#### SHORT PROBLEM
Where the word "TOTAL" occurs in a line, return that line.

== == ==

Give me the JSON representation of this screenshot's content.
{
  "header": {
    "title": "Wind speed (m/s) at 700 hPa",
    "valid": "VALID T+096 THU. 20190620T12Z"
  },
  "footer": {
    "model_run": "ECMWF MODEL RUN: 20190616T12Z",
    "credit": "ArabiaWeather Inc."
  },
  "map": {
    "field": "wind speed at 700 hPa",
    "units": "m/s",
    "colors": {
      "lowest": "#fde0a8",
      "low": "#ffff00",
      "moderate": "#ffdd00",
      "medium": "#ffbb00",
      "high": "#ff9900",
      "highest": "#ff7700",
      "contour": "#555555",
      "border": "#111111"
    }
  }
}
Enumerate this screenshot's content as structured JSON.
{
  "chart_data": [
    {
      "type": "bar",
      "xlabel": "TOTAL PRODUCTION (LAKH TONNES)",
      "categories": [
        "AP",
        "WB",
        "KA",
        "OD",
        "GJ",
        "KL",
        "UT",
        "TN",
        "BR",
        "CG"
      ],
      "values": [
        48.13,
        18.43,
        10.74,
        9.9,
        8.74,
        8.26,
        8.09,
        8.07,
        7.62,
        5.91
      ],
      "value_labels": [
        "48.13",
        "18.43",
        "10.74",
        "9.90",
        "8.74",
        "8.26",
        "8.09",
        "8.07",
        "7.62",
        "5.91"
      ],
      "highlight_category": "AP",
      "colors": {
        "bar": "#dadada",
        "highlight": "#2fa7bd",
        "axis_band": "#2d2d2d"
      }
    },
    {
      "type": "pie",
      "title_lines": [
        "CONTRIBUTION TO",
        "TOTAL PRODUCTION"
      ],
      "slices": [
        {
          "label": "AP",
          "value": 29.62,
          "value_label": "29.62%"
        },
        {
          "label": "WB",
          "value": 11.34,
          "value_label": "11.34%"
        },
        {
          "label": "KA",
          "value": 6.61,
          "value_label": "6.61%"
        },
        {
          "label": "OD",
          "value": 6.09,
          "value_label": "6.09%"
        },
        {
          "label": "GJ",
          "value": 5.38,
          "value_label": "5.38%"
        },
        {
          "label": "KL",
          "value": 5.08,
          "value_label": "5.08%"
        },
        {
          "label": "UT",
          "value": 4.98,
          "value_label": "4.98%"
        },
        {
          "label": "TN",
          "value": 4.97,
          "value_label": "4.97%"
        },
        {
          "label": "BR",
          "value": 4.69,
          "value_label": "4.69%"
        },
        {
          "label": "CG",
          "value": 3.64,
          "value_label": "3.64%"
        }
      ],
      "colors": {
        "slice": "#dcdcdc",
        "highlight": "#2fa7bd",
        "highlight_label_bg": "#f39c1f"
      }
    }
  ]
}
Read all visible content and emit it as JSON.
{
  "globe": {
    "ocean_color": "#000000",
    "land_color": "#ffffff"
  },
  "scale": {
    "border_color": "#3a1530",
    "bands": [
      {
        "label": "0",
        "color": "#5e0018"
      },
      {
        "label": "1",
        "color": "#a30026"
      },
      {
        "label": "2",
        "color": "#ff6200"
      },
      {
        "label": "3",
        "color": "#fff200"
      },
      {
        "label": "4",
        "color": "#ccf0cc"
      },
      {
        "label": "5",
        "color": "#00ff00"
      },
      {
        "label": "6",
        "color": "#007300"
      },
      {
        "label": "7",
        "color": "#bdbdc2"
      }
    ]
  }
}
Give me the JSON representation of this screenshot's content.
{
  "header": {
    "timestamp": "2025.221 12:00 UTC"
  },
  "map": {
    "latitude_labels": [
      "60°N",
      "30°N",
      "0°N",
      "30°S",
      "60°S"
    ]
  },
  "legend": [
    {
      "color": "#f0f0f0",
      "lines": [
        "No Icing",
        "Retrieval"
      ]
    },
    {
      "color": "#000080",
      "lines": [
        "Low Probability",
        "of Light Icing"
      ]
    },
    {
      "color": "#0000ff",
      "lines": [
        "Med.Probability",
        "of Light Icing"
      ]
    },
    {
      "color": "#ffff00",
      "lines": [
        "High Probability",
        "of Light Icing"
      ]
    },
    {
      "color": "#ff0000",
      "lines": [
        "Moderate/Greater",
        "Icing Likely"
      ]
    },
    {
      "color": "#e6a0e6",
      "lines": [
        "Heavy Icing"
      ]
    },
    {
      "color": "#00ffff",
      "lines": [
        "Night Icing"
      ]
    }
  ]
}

== == ==

#### FINISHED TASK
      "xlabel": "TOTAL PRODUCTION (LAKH TONNES)",
        "TOTAL PRODUCTION"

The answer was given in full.